Good morning! Here’s what you need to know.
1. Investment bankers working on emerging market dealmaking will reap record fees in 2017 thanks to unprecedented levels of debt issuance and stock market flotations across the developing world.Fed by cheap global borrowing costs and a blistering rally in asset prices, EM fees will this year top $US20 billion for the first time, data compiled by Thomson Reuters shows.
2. Chinese conglomerate Fosun International is taking a large chunk of Tsingtao Brewery after Japan’s Asahi Group said it would sell its entire 19.9% stake for a total of 106 billion yen ($US937 million). Asahi said in October it was considering selling its stake in Tsingtao, China’s second largest brewer which was founded in 1903 by German and British merchants.
3. Canada’s BlackBerry beat third-quarter earnings forecasts, sending its Toronto-listed shares surging 12% to a four-year high. The company secured 36 deals with US federal government agencies in the quarter, seven of which were each worth more than $US1 million, Chief Executive John Chen said.
4. Bank of England Governor Mark Carney believes there is no reason that the City of London cannot be covered by any bespoke Brexit deal.Speaking to the House of Commons’ Treasury Select Committee on Wednesday afternoon, Carney was asked about comments from the EU’s top Brexit negotiator Michel Barnier claiming that the UK’s financial services sector will not be included in any Brexit deal if the UK leaves the single market.
5. Global cryptocurrency markets are now averaging the same daily trading volumes as the New York Stock Exchange.Twenty-four-hour trade volume in the cryptocurrency market passed the $US50 billion mark on Wednesday, according to the data provider CoinMarketCap.com.
6. An Italian judge has ordered former executives from oil giants Royal Dutch Shell and Eni to stand trial over an alleged $US1.1 billion bribery scheme. Mrs Justice Barbara handed down the ruling on Wednesday, stating top executives are to be tried on charges of aggravated international corruption for their role in a $US1.1 billion deal for Nigerian oil block OPL 245 in 2011.

• **LISTED ENTRIES**

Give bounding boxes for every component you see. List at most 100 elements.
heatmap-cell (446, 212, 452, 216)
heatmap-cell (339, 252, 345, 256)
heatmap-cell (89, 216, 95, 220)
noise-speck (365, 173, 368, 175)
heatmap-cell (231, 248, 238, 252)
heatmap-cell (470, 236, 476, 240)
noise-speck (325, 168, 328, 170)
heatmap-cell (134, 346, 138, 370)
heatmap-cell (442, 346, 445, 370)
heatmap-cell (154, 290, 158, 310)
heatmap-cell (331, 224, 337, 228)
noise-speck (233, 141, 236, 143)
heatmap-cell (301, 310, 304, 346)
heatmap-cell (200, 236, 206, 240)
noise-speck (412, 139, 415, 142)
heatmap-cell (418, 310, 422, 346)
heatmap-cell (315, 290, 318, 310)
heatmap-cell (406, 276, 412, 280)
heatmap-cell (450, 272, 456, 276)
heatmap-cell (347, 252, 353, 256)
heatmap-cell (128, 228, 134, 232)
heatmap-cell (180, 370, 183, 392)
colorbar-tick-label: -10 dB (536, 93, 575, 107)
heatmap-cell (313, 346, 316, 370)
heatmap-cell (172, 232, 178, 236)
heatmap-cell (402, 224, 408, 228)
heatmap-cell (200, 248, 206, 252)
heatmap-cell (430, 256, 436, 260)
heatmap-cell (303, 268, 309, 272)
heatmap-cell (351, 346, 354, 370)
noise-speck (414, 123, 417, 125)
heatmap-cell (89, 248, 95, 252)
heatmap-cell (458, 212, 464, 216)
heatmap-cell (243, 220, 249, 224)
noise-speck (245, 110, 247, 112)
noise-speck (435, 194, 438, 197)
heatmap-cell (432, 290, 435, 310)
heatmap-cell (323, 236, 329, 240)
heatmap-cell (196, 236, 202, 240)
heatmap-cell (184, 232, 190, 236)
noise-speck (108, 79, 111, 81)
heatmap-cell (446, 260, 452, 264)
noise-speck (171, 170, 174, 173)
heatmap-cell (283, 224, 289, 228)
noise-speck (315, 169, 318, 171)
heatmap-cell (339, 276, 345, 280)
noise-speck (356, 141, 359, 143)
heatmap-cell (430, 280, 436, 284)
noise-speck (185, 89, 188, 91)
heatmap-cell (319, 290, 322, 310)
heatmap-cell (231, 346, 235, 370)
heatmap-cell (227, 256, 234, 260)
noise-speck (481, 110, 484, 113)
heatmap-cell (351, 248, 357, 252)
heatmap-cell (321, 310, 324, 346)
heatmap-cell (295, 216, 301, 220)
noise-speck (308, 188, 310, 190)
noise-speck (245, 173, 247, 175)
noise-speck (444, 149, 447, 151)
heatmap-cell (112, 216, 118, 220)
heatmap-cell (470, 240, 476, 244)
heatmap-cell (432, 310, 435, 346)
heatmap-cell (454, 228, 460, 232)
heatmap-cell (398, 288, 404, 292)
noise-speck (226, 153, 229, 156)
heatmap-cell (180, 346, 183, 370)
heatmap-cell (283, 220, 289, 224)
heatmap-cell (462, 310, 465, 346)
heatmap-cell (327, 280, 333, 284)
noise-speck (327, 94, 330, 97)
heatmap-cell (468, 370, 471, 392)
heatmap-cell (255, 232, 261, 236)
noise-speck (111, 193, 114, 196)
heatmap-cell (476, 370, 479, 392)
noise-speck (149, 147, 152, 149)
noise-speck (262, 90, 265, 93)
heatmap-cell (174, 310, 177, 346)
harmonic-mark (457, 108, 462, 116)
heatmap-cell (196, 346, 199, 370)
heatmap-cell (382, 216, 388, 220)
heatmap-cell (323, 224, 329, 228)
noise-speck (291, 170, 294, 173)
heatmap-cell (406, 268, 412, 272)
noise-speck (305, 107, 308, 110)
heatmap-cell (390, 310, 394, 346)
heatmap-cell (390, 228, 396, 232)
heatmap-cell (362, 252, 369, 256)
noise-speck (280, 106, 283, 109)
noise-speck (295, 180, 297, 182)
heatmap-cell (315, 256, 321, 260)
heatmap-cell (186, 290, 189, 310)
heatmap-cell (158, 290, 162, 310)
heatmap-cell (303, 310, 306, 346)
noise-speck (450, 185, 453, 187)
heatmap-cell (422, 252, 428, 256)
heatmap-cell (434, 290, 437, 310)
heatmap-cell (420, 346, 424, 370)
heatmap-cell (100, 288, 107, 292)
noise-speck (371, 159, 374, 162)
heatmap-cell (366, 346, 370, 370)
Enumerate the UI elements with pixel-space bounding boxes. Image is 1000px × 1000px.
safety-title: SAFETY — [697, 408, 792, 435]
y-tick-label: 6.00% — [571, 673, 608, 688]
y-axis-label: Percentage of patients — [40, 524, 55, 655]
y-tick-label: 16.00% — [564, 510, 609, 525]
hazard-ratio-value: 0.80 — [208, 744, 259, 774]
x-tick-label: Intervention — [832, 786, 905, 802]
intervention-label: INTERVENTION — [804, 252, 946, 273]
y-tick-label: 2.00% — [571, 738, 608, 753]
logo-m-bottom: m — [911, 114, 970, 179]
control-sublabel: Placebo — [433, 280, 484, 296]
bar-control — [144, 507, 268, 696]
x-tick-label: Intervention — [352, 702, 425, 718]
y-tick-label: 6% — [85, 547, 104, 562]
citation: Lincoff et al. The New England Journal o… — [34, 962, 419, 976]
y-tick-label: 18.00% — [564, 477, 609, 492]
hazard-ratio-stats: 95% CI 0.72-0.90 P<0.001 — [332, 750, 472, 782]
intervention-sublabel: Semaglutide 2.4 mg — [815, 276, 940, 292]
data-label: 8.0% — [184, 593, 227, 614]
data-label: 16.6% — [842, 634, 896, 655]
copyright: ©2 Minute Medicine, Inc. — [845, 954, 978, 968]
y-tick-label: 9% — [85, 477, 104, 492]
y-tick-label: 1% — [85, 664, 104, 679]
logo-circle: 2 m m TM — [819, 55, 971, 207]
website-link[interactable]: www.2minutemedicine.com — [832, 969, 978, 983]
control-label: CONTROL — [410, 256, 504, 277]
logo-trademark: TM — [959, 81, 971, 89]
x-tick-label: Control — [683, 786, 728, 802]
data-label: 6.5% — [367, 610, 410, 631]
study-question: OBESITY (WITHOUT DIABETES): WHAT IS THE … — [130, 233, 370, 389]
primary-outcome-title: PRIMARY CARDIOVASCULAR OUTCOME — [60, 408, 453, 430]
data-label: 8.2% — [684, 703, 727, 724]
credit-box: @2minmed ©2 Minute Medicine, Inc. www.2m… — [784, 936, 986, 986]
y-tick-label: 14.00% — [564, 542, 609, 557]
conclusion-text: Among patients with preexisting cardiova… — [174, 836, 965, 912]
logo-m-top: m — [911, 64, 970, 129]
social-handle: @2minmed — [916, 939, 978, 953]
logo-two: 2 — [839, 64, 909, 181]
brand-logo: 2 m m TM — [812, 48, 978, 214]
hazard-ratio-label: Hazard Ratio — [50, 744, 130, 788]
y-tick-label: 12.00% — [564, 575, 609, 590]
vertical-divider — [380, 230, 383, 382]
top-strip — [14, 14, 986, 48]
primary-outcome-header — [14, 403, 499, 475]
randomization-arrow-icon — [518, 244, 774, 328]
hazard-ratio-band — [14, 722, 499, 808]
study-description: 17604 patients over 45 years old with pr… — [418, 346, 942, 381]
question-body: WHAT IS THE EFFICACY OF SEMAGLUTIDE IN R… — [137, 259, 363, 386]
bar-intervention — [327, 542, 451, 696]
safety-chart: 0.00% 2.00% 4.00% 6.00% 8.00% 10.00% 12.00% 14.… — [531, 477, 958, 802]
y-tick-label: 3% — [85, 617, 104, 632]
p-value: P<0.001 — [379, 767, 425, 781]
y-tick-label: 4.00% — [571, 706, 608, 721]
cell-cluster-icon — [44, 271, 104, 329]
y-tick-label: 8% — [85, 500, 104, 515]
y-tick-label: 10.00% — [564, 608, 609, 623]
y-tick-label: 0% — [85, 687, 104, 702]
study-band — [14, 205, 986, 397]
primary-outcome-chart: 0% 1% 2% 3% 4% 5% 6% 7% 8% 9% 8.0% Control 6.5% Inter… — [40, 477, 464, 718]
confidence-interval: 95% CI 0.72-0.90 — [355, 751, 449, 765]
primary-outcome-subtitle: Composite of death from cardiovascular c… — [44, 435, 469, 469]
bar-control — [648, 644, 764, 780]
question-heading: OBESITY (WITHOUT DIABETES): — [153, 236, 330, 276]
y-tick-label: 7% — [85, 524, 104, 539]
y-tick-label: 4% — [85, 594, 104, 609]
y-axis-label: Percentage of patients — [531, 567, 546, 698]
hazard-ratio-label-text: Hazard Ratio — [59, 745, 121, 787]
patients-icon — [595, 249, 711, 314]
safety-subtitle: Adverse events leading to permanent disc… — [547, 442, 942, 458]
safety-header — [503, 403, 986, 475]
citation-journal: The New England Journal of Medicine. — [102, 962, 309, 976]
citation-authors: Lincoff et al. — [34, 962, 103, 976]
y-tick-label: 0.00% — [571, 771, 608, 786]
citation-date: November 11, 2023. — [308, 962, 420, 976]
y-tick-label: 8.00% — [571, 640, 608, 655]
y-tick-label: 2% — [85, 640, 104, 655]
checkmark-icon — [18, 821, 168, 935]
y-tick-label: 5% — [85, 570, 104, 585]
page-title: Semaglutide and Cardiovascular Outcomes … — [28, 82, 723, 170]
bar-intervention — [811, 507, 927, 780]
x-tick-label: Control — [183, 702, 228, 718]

• **STUDY QUESTIONS**
1. List every person named in the morning news briefing.
2. According to the morning news briefing, how far did BlackBerry's Toronto-listed shares rise after its third-quarter results?
3. Copy the morning news briefing from "5. Global cryptocurrency" up to and including "245 in 2011.".
The entries play no part in what follows.

• **SOLUTION LIST**
1.
John Chen
Mark Carney
Michel Barnier
Mrs Justice Barbara

2. They surged 12% to a four-year high.

3.
5. Global cryptocurrency markets are now averaging the same daily trading volumes as the New York Stock Exchange.Twenty-four-hour trade volume in the cryptocurrency market passed the $US50 billion mark on Wednesday, according to the data provider CoinMarketCap.com.
6. An Italian judge has ordered former executives from oil giants Royal Dutch Shell and Eni to stand trial over an alleged $US1.1 billion bribery scheme. Mrs Justice Barbara handed down the ruling on Wednesday, stating top executives are to be tried on charges of aggravated international corruption for their role in a $US1.1 billion deal for Nigerian oil block OPL 245 in 2011.